* _Your instructions_: Copy each line holding the string "Айрис".
-=-=-
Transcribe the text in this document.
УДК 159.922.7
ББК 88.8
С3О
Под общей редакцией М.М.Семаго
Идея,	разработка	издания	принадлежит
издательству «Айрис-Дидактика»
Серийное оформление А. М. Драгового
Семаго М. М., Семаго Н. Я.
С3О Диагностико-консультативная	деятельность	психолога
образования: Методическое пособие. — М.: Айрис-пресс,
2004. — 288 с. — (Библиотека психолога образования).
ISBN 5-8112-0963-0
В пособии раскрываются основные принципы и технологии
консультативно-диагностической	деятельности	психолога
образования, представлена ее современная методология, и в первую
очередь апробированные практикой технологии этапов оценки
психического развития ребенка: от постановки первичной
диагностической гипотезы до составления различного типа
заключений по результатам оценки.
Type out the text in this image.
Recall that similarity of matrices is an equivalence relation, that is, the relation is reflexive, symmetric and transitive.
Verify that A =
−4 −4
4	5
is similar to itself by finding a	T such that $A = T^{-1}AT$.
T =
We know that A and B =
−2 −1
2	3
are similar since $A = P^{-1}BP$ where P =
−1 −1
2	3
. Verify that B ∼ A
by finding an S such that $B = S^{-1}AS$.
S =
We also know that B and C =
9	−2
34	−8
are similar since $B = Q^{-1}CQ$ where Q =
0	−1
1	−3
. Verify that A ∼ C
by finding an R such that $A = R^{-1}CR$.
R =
-=-=-
* _Response below_:
издательству «Айрис-Дидактика»
образования: Методическое пособие. — М.: Айрис-пресс,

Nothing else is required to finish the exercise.